◆ Stated task
Repeat each record exactly. Any picture gets left out.

◆ Source records

** START **

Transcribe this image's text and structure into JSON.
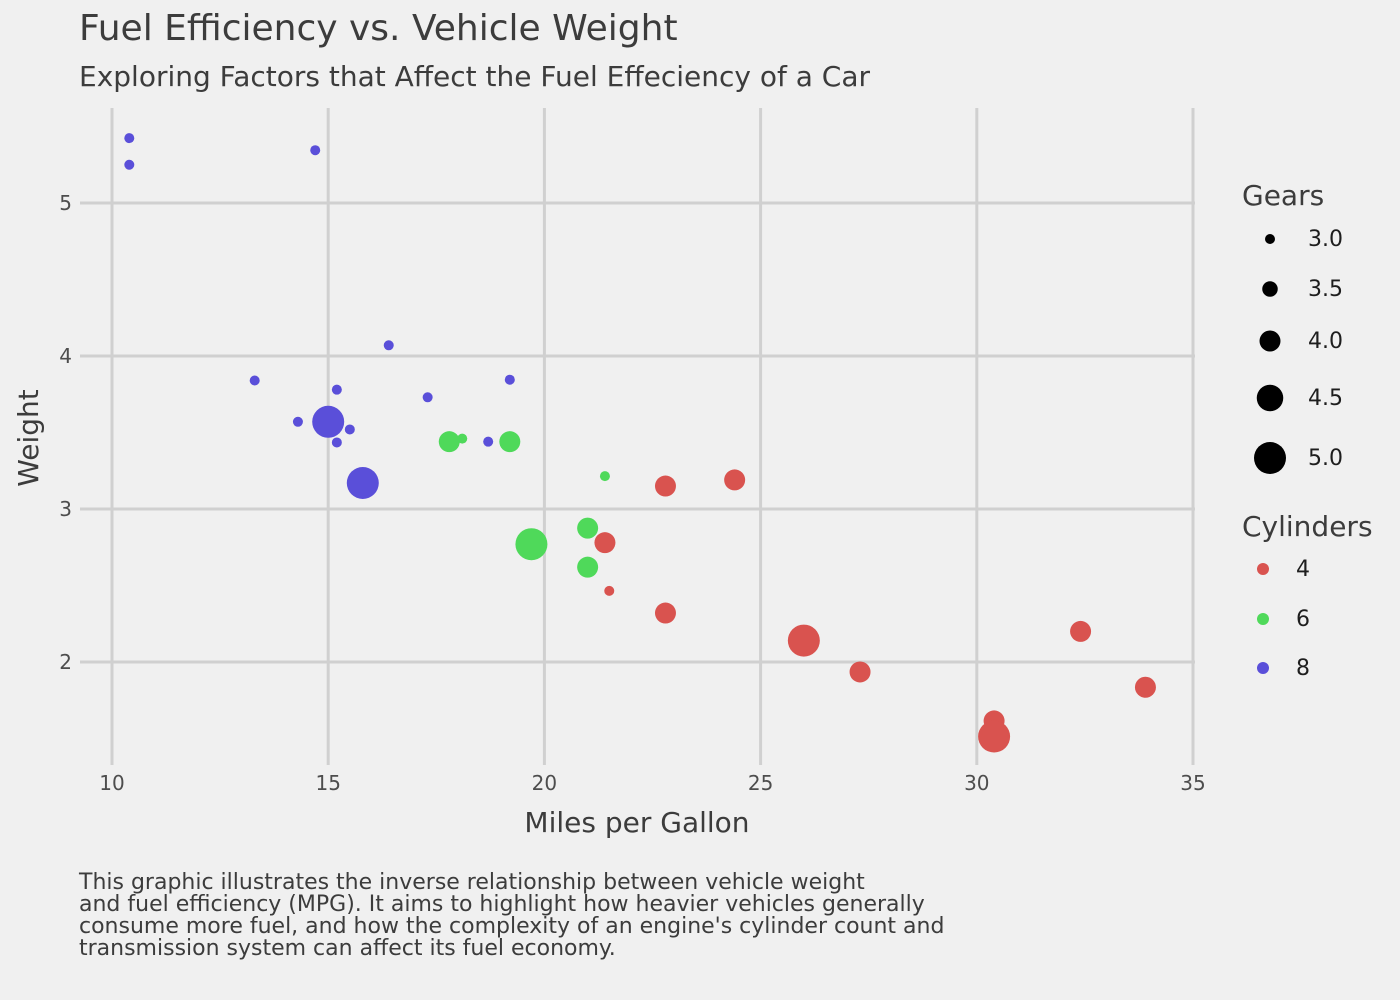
{
  "chart_data": {
    "type": "scatter",
    "title": "Fuel Efficiency vs. Vehicle Weight",
    "subtitle": "Exploring Factors that Affect the Fuel Effeciency of a Car",
    "xlabel": "Miles per Gallon",
    "ylabel": "Weight",
    "caption": "This graphic illustrates the inverse relationship between vehicle weight\nand fuel efficiency (MPG). It aims to highlight how heavier vehicles generally\nconsume more fuel, and how the complexity of an engine's cylinder count and\ntransmission system can affect its fuel economy.",
    "xlim": [
      9.2,
      35.2
    ],
    "ylim": [
      1.35,
      5.6
    ],
    "xticks": [
      "10",
      "15",
      "20",
      "25",
      "30",
      "35"
    ],
    "yticks": [
      "2",
      "3",
      "4",
      "5"
    ],
    "grid": true,
    "size_legend": {
      "title": "Gears",
      "entries": [
        {
          "label": "3.0",
          "value": 3.0
        },
        {
          "label": "3.5",
          "value": 3.5
        },
        {
          "label": "4.0",
          "value": 4.0
        },
        {
          "label": "4.5",
          "value": 4.5
        },
        {
          "label": "5.0",
          "value": 5.0
        }
      ]
    },
    "color_legend": {
      "title": "Cylinders",
      "entries": [
        {
          "label": "4",
          "color": "#d9534f"
        },
        {
          "label": "6",
          "color": "#4fd95a"
        },
        {
          "label": "8",
          "color": "#5a4fd9"
        }
      ]
    },
    "series": [
      {
        "cyl": "4",
        "color": "#d9534f",
        "points": [
          {
            "x": 22.8,
            "y": 2.32,
            "gear": 4
          },
          {
            "x": 24.4,
            "y": 3.19,
            "gear": 4
          },
          {
            "x": 22.8,
            "y": 3.15,
            "gear": 4
          },
          {
            "x": 32.4,
            "y": 2.2,
            "gear": 4
          },
          {
            "x": 30.4,
            "y": 1.615,
            "gear": 4
          },
          {
            "x": 33.9,
            "y": 1.835,
            "gear": 4
          },
          {
            "x": 21.5,
            "y": 2.465,
            "gear": 3
          },
          {
            "x": 27.3,
            "y": 1.935,
            "gear": 4
          },
          {
            "x": 26.0,
            "y": 2.14,
            "gear": 5
          },
          {
            "x": 30.4,
            "y": 1.513,
            "gear": 5
          },
          {
            "x": 21.4,
            "y": 2.78,
            "gear": 4
          }
        ]
      },
      {
        "cyl": "6",
        "color": "#4fd95a",
        "points": [
          {
            "x": 21.0,
            "y": 2.62,
            "gear": 4
          },
          {
            "x": 21.0,
            "y": 2.875,
            "gear": 4
          },
          {
            "x": 21.4,
            "y": 3.215,
            "gear": 3
          },
          {
            "x": 18.1,
            "y": 3.46,
            "gear": 3
          },
          {
            "x": 19.2,
            "y": 3.44,
            "gear": 4
          },
          {
            "x": 17.8,
            "y": 3.44,
            "gear": 4
          },
          {
            "x": 19.7,
            "y": 2.77,
            "gear": 5
          }
        ]
      },
      {
        "cyl": "8",
        "color": "#5a4fd9",
        "points": [
          {
            "x": 18.7,
            "y": 3.44,
            "gear": 3
          },
          {
            "x": 14.3,
            "y": 3.57,
            "gear": 3
          },
          {
            "x": 16.4,
            "y": 4.07,
            "gear": 3
          },
          {
            "x": 17.3,
            "y": 3.73,
            "gear": 3
          },
          {
            "x": 15.2,
            "y": 3.78,
            "gear": 3
          },
          {
            "x": 10.4,
            "y": 5.25,
            "gear": 3
          },
          {
            "x": 10.4,
            "y": 5.424,
            "gear": 3
          },
          {
            "x": 14.7,
            "y": 5.345,
            "gear": 3
          },
          {
            "x": 15.5,
            "y": 3.52,
            "gear": 3
          },
          {
            "x": 15.2,
            "y": 3.435,
            "gear": 3
          },
          {
            "x": 13.3,
            "y": 3.84,
            "gear": 3
          },
          {
            "x": 19.2,
            "y": 3.845,
            "gear": 3
          },
          {
            "x": 15.8,
            "y": 3.17,
            "gear": 5
          },
          {
            "x": 15.0,
            "y": 3.57,
            "gear": 5
          }
        ]
      }
    ]
  }
}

** END **

◆ The reply
Transcribe this image's text and structure into JSON.
{
  "chart_data": {
    "type": "scatter",
    "title": "Fuel Efficiency vs. Vehicle Weight",
    "subtitle": "Exploring Factors that Affect the Fuel Effeciency of a Car",
    "xlabel": "Miles per Gallon",
    "ylabel": "Weight",
    "caption": "This graphic illustrates the inverse relationship between vehicle weight\nand fuel efficiency (MPG). It aims to highlight how heavier vehicles generally\nconsume more fuel, and how the complexity of an engine's cylinder count and\ntransmission system can affect its fuel economy.",
    "xlim": [
      9.2,
      35.2
    ],
    "ylim": [
      1.35,
      5.6
    ],
    "xticks": [
      "10",
      "15",
      "20",
      "25",
      "30",
      "35"
    ],
    "yticks": [
      "2",
      "3",
      "4",
      "5"
    ],
    "grid": true,
    "size_legend": {
      "title": "Gears",
      "entries": [
        {
          "label": "3.0",
          "value": 3.0
        },
        {
          "label": "3.5",
          "value": 3.5
        },
        {
          "label": "4.0",
          "value": 4.0
        },
        {
          "label": "4.5",
          "value": 4.5
        },
        {
          "label": "5.0",
          "value": 5.0
        }
      ]
    },
    "color_legend": {
      "title": "Cylinders",
      "entries": [
        {
          "label": "4",
          "color": "#d9534f"
        },
        {
          "label": "6",
          "color": "#4fd95a"
        },
        {
          "label": "8",
          "color": "#5a4fd9"
        }
      ]
    },
    "series": [
      {
        "cyl": "4",
        "color": "#d9534f",
        "points": [
          {
            "x": 22.8,
            "y": 2.32,
            "gear": 4
          },
          {
            "x": 24.4,
            "y": 3.19,
            "gear": 4
          },
          {
            "x": 22.8,
            "y": 3.15,
            "gear": 4
          },
          {
            "x": 32.4,
            "y": 2.2,
            "gear": 4
          },
          {
            "x": 30.4,
            "y": 1.615,
            "gear": 4
          },
          {
            "x": 33.9,
            "y": 1.835,
            "gear": 4
          },
          {
            "x": 21.5,
            "y": 2.465,
            "gear": 3
          },
          {
            "x": 27.3,
            "y": 1.935,
            "gear": 4
          },
          {
            "x": 26.0,
            "y": 2.14,
            "gear": 5
          },
          {
            "x": 30.4,
            "y": 1.513,
            "gear": 5
          },
          {
            "x": 21.4,
            "y": 2.78,
            "gear": 4
          }
        ]
      },
      {
        "cyl": "6",
        "color": "#4fd95a",
        "points": [
          {
            "x": 21.0,
            "y": 2.62,
            "gear": 4
          },
          {
            "x": 21.0,
            "y": 2.875,
            "gear": 4
          },
          {
            "x": 21.4,
            "y": 3.215,
            "gear": 3
          },
          {
            "x": 18.1,
            "y": 3.46,
            "gear": 3
          },
          {
            "x": 19.2,
            "y": 3.44,
            "gear": 4
          },
          {
            "x": 17.8,
            "y": 3.44,
            "gear": 4
          },
          {
            "x": 19.7,
            "y": 2.77,
            "gear": 5
          }
        ]
      },
      {
        "cyl": "8",
        "color": "#5a4fd9",
        "points": [
          {
            "x": 18.7,
            "y": 3.44,
            "gear": 3
          },
          {
            "x": 14.3,
            "y": 3.57,
            "gear": 3
          },
          {
            "x": 16.4,
            "y": 4.07,
            "gear": 3
          },
          {
            "x": 17.3,
            "y": 3.73,
            "gear": 3
          },
          {
            "x": 15.2,
            "y": 3.78,
            "gear": 3
          },
          {
            "x": 10.4,
            "y": 5.25,
            "gear": 3
          },
          {
            "x": 10.4,
            "y": 5.424,
            "gear": 3
          },
          {
            "x": 14.7,
            "y": 5.345,
            "gear": 3
          },
          {
            "x": 15.5,
            "y": 3.52,
            "gear": 3
          },
          {
            "x": 15.2,
            "y": 3.435,
            "gear": 3
          },
          {
            "x": 13.3,
            "y": 3.84,
            "gear": 3
          },
          {
            "x": 19.2,
            "y": 3.845,
            "gear": 3
          },
          {
            "x": 15.8,
            "y": 3.17,
            "gear": 5
          },
          {
            "x": 15.0,
            "y": 3.57,
            "gear": 5
          }
        ]
      }
    ]
  }
}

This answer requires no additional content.